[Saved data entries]
↓↓↓
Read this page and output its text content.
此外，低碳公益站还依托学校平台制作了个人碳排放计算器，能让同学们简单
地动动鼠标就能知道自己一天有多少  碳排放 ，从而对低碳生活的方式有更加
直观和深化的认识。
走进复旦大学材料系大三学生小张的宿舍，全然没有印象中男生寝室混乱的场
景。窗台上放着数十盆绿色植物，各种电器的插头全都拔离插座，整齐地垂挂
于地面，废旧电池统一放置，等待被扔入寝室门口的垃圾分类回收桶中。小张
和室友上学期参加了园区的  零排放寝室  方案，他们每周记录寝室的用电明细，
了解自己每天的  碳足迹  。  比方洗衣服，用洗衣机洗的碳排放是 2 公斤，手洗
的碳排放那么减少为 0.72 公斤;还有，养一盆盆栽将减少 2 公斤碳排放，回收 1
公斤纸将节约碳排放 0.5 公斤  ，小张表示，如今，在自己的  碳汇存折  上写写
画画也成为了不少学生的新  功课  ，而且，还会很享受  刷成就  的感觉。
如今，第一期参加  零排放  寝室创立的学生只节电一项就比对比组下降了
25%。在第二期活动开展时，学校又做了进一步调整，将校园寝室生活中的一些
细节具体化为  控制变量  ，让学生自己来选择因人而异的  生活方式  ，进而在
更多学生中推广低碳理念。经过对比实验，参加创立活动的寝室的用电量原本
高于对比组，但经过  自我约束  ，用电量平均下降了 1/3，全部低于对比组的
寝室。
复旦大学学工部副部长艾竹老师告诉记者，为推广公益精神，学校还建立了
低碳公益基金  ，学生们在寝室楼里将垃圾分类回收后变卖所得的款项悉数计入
↑↑↑
* PROBLEM TO SOLVE
Write each line above out exactly.

* WRITTEN SOLUTION
Read this page and output its text content.
此外，低碳公益站还依托学校平台制作了个人碳排放计算器，能让同学们简单
地动动鼠标就能知道自己一天有多少  碳排放 ，从而对低碳生活的方式有更加
直观和深化的认识。
走进复旦大学材料系大三学生小张的宿舍，全然没有印象中男生寝室混乱的场
景。窗台上放着数十盆绿色植物，各种电器的插头全都拔离插座，整齐地垂挂
于地面，废旧电池统一放置，等待被扔入寝室门口的垃圾分类回收桶中。小张
和室友上学期参加了园区的  零排放寝室  方案，他们每周记录寝室的用电明细，
了解自己每天的  碳足迹  。  比方洗衣服，用洗衣机洗的碳排放是 2 公斤，手洗
的碳排放那么减少为 0.72 公斤;还有，养一盆盆栽将减少 2 公斤碳排放，回收 1
公斤纸将节约碳排放 0.5 公斤  ，小张表示，如今，在自己的  碳汇存折  上写写
画画也成为了不少学生的新  功课  ，而且，还会很享受  刷成就  的感觉。
如今，第一期参加  零排放  寝室创立的学生只节电一项就比对比组下降了
25%。在第二期活动开展时，学校又做了进一步调整，将校园寝室生活中的一些
细节具体化为  控制变量  ，让学生自己来选择因人而异的  生活方式  ，进而在
更多学生中推广低碳理念。经过对比实验，参加创立活动的寝室的用电量原本
高于对比组，但经过  自我约束  ，用电量平均下降了 1/3，全部低于对比组的
寝室。
复旦大学学工部副部长艾竹老师告诉记者，为推广公益精神，学校还建立了
低碳公益基金  ，学生们在寝室楼里将垃圾分类回收后变卖所得的款项悉数计入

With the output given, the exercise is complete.